The data must be written out once more, precisely as given.
--
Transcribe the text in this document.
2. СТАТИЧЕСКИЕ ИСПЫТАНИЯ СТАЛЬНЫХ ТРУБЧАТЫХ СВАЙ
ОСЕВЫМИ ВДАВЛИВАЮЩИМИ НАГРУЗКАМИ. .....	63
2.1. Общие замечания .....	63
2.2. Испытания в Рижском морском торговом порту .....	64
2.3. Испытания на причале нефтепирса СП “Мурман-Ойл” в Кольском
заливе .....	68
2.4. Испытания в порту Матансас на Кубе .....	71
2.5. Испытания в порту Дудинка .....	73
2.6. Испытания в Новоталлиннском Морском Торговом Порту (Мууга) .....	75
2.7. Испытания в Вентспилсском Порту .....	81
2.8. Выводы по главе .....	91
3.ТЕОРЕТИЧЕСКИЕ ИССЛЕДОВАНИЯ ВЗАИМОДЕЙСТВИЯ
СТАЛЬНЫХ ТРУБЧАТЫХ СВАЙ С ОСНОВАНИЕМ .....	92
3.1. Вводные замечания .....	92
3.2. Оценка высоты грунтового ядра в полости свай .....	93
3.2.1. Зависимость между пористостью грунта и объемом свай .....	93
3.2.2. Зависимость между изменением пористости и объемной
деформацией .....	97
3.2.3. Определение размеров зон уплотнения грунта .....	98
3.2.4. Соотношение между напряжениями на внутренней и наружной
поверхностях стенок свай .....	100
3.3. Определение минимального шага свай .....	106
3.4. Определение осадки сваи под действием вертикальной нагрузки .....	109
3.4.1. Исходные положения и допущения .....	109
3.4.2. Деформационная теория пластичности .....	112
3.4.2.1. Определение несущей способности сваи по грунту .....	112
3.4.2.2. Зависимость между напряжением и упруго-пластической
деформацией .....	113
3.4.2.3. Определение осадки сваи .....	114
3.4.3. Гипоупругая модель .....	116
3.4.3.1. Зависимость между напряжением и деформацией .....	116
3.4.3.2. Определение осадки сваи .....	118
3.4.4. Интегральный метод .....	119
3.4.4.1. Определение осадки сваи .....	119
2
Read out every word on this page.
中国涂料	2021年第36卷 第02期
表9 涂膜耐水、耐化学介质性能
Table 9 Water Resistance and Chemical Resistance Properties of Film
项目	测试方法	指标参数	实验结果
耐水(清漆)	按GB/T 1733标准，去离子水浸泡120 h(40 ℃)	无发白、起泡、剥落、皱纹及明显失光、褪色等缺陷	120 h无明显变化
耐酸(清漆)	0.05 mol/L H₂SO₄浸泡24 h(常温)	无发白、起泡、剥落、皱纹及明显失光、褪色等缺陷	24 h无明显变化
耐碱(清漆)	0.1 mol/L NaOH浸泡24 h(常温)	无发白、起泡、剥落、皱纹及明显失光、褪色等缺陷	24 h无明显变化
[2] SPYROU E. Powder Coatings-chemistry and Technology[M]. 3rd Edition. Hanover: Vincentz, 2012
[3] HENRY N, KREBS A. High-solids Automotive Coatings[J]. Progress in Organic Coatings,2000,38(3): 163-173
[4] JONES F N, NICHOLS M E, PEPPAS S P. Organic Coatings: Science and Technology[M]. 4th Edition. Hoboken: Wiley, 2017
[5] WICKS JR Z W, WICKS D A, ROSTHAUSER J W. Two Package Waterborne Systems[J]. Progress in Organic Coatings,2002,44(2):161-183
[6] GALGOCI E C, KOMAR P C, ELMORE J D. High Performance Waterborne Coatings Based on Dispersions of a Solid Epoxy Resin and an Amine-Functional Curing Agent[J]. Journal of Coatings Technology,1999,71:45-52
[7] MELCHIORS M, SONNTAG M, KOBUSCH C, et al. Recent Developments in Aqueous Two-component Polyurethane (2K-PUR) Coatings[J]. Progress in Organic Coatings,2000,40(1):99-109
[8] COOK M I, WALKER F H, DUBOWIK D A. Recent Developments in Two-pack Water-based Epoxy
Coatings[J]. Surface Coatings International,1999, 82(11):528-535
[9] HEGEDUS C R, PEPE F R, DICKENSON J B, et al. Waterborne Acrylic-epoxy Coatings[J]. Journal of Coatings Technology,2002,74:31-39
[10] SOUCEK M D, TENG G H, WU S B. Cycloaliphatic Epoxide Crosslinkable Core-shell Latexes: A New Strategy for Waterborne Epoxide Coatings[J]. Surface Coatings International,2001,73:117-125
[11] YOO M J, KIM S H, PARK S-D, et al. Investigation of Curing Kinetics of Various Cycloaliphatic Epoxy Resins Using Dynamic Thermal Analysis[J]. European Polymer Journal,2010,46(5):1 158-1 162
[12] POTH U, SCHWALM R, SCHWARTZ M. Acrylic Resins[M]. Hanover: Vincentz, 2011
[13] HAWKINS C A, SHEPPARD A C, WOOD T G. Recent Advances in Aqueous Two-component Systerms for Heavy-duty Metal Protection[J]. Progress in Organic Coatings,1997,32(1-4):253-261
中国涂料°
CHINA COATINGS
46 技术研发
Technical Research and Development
--
• OUTPUT:
Transcribe the text in this document.
2. СТАТИЧЕСКИЕ ИСПЫТАНИЯ СТАЛЬНЫХ ТРУБЧАТЫХ СВАЙ
ОСЕВЫМИ ВДАВЛИВАЮЩИМИ НАГРУЗКАМИ. .....	63
2.1. Общие замечания .....	63
2.2. Испытания в Рижском морском торговом порту .....	64
2.3. Испытания на причале нефтепирса СП “Мурман-Ойл” в Кольском
заливе .....	68
2.4. Испытания в порту Матансас на Кубе .....	71
2.5. Испытания в порту Дудинка .....	73
2.6. Испытания в Новоталлиннском Морском Торговом Порту (Мууга) .....	75
2.7. Испытания в Вентспилсском Порту .....	81
2.8. Выводы по главе .....	91
3.ТЕОРЕТИЧЕСКИЕ ИССЛЕДОВАНИЯ ВЗАИМОДЕЙСТВИЯ
СТАЛЬНЫХ ТРУБЧАТЫХ СВАЙ С ОСНОВАНИЕМ .....	92
3.1. Вводные замечания .....	92
3.2. Оценка высоты грунтового ядра в полости свай .....	93
3.2.1. Зависимость между пористостью грунта и объемом свай .....	93
3.2.2. Зависимость между изменением пористости и объемной
деформацией .....	97
3.2.3. Определение размеров зон уплотнения грунта .....	98
3.2.4. Соотношение между напряжениями на внутренней и наружной
поверхностях стенок свай .....	100
3.3. Определение минимального шага свай .....	106
3.4. Определение осадки сваи под действием вертикальной нагрузки .....	109
3.4.1. Исходные положения и допущения .....	109
3.4.2. Деформационная теория пластичности .....	112
3.4.2.1. Определение несущей способности сваи по грунту .....	112
3.4.2.2. Зависимость между напряжением и упруго-пластической
деформацией .....	113
3.4.2.3. Определение осадки сваи .....	114
3.4.3. Гипоупругая модель .....	116
3.4.3.1. Зависимость между напряжением и деформацией .....	116
3.4.3.2. Определение осадки сваи .....	118
3.4.4. Интегральный метод .....	119
3.4.4.1. Определение осадки сваи .....	119
2
Read out every word on this page.
中国涂料	2021年第36卷 第02期
表9 涂膜耐水、耐化学介质性能
Table 9 Water Resistance and Chemical Resistance Properties of Film
项目	测试方法	指标参数	实验结果
耐水(清漆)	按GB/T 1733标准，去离子水浸泡120 h(40 ℃)	无发白、起泡、剥落、皱纹及明显失光、褪色等缺陷	120 h无明显变化
耐酸(清漆)	0.05 mol/L H₂SO₄浸泡24 h(常温)	无发白、起泡、剥落、皱纹及明显失光、褪色等缺陷	24 h无明显变化
耐碱(清漆)	0.1 mol/L NaOH浸泡24 h(常温)	无发白、起泡、剥落、皱纹及明显失光、褪色等缺陷	24 h无明显变化
[2] SPYROU E. Powder Coatings-chemistry and Technology[M]. 3rd Edition. Hanover: Vincentz, 2012
[3] HENRY N, KREBS A. High-solids Automotive Coatings[J]. Progress in Organic Coatings,2000,38(3): 163-173
[4] JONES F N, NICHOLS M E, PEPPAS S P. Organic Coatings: Science and Technology[M]. 4th Edition. Hoboken: Wiley, 2017
[5] WICKS JR Z W, WICKS D A, ROSTHAUSER J W. Two Package Waterborne Systems[J]. Progress in Organic Coatings,2002,44(2):161-183
[6] GALGOCI E C, KOMAR P C, ELMORE J D. High Performance Waterborne Coatings Based on Dispersions of a Solid Epoxy Resin and an Amine-Functional Curing Agent[J]. Journal of Coatings Technology,1999,71:45-52
[7] MELCHIORS M, SONNTAG M, KOBUSCH C, et al. Recent Developments in Aqueous Two-component Polyurethane (2K-PUR) Coatings[J]. Progress in Organic Coatings,2000,40(1):99-109
[8] COOK M I, WALKER F H, DUBOWIK D A. Recent Developments in Two-pack Water-based Epoxy
Coatings[J]. Surface Coatings International,1999, 82(11):528-535
[9] HEGEDUS C R, PEPE F R, DICKENSON J B, et al. Waterborne Acrylic-epoxy Coatings[J]. Journal of Coatings Technology,2002,74:31-39
[10] SOUCEK M D, TENG G H, WU S B. Cycloaliphatic Epoxide Crosslinkable Core-shell Latexes: A New Strategy for Waterborne Epoxide Coatings[J]. Surface Coatings International,2001,73:117-125
[11] YOO M J, KIM S H, PARK S-D, et al. Investigation of Curing Kinetics of Various Cycloaliphatic Epoxy Resins Using Dynamic Thermal Analysis[J]. European Polymer Journal,2010,46(5):1 158-1 162
[12] POTH U, SCHWALM R, SCHWARTZ M. Acrylic Resins[M]. Hanover: Vincentz, 2011
[13] HAWKINS C A, SHEPPARD A C, WOOD T G. Recent Advances in Aqueous Two-component Systerms for Heavy-duty Metal Protection[J]. Progress in Organic Coatings,1997,32(1-4):253-261
中国涂料°
CHINA COATINGS
46 技术研发
Technical Research and Development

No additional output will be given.